Yeah, I hate those really lame, plain buttons. Which is why I chose those themes. Add some fun and color to your life! 

I have both Firefox and Safari on my Dock, too. Right next to each other, in fact.


----------



## Amie (Apr 13, 2006)

fryke said:
			
		

> Browsers are for weak people.


Then we all must be dead.


----------



## Amie (Apr 13, 2006)

Lt Major Burns said:
			
		

> firefox doesn't have PithHelmet.  firefox does have horrible buttons.


Firefox's original default buttons are much better than Safari's, IMO. Still, I like the variation of themes. Which Safari doesn't even have.


----------



## Amie (Apr 13, 2006)

I don't use any ad blocker (free or otherwise), because I don't see any ads, anyway. Explain that.


----------



## Veljo (Apr 13, 2006)

To be honest I don't really like Firefox. It isn't really built into the interface properly, and it feels sloppy and wrong.

I only use it when something in Safari doesn't work, which is pretty rare nowadays.


----------



## Amie (Apr 13, 2006)

Veljo said:
			
		

> To be honest I don't really like Firefox. It isn't really built into the interface properly, and it feels sloppy and wrong.

» DATA:
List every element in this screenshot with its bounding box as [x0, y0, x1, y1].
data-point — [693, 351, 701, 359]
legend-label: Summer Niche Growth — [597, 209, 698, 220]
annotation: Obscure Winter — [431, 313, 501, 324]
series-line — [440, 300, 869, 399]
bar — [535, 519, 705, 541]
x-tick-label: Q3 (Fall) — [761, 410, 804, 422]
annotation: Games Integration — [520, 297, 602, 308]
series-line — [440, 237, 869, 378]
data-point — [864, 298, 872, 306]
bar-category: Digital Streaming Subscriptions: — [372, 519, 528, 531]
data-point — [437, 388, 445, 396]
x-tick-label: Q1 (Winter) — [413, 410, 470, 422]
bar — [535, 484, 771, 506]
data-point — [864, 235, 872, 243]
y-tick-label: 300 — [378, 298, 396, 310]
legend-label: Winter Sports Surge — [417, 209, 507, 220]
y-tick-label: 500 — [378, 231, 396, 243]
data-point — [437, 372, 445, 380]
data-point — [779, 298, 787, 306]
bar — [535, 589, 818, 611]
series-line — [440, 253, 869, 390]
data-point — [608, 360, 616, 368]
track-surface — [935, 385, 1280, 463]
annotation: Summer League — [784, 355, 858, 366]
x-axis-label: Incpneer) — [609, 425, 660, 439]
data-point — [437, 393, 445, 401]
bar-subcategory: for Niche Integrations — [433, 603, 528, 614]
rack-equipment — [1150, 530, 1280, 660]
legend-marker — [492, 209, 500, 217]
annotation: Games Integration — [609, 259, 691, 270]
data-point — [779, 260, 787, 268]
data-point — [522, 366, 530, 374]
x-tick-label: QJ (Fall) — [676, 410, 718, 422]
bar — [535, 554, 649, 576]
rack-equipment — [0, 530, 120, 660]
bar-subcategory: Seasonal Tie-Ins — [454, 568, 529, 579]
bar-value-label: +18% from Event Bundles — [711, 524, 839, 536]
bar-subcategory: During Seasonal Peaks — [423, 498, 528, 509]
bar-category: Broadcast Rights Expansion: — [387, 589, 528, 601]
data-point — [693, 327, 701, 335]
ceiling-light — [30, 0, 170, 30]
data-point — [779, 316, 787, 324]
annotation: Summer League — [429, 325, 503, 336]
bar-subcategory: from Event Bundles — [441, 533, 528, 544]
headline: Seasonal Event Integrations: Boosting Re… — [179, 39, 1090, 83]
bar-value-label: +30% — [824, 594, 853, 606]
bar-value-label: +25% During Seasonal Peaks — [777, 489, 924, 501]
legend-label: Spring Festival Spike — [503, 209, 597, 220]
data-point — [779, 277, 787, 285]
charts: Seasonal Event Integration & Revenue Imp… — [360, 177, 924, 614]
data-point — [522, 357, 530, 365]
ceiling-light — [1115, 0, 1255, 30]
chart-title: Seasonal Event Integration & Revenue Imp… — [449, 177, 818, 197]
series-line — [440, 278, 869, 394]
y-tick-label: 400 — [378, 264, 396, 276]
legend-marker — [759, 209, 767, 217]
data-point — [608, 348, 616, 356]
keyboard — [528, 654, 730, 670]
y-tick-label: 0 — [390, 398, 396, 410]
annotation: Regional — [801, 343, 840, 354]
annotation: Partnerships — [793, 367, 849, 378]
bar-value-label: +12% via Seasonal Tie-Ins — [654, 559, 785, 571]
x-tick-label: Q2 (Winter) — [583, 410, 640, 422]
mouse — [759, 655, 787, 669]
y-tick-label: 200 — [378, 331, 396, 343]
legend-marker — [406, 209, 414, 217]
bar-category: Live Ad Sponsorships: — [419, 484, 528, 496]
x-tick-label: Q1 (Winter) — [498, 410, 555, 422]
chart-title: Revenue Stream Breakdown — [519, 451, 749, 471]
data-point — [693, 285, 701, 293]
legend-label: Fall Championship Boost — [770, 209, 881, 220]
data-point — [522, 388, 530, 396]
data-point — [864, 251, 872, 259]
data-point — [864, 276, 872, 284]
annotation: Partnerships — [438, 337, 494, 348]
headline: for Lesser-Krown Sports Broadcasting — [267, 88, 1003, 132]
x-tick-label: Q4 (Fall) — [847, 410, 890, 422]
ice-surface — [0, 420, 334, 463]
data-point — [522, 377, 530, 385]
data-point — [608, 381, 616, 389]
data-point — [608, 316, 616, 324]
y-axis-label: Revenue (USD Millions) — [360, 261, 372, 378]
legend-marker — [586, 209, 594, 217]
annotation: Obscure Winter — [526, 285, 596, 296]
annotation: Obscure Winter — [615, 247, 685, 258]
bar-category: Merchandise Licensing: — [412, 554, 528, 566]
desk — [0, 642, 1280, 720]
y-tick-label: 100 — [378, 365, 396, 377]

» GIVEN EXERCISE 1: Please list every username that appears in the forum thread about Firefox and Safari, counting both posters and people whose words are quoted.
» GIVEN EXERCISE 2: In the browser thread, why does Amie say she doesn't use an ad blocker?
» GIVEN EXERCISE 3: Write the next part of the forum thread comparing Firefox and Safari, picking up after the last line shown.

» TASK ANSWER 1: Amie, fryke, Lt Major Burns, Veljo

» TASK ANSWER 2: Because she doesn't see any ads anyway.

» TASK ANSWER 3:
Themes! Themes!


----------



## Mikuro (Apr 13, 2006)

Themes can only change the look, though. If it were just the looks that bothered me, then...well, it wouldn't really bother me. The problem is that Firefox doesn't _act_ or _feel_ like a Mac program. And so far all the themes I've tried only make it even less Mac-like. 

Just to give one example, look at the popup menus anywhere in Firefox (e.g., control-click, or use a menu in your personal toolbar). They're complete hacks, and don't look _or act_ the way Mac menus should. Appearance-wise, I don't really care; I don't like OS X's menu transparency anyway. But working with these menus, especially when they have sub-menus, is a pain in the kiester, because it doesn't work the way _every other program_ does. Using Firefox, I feel like I might as well be running Windows-in-a-Box. Applications should not invent their own basic UI controls. That's what we have OSes for.

Most other controls in Firefox have similar problems. It's a big turnoff.

Firefox also doesn't get some of OS X's goodies like the floating dictionary (Tiger only), built-in spell checker, etc.

I really _want_ to like Firefox. It's so flexible, and it makes the geek in me happy. But it makes the Mac user in me very, very sad.

Firefox is still my second browser, though, and has earned a place in my Dock, right below Safari. It's by no means a bad browser. But it has an awful lot of rough edges.


By the way: I just recently tried OmniWeb again. It really doesn't get the attention it deserves. Of course, that's probably because it's not freeware like every other popular browser. I recommend checking it out.


----------



## fryke (Apr 14, 2006)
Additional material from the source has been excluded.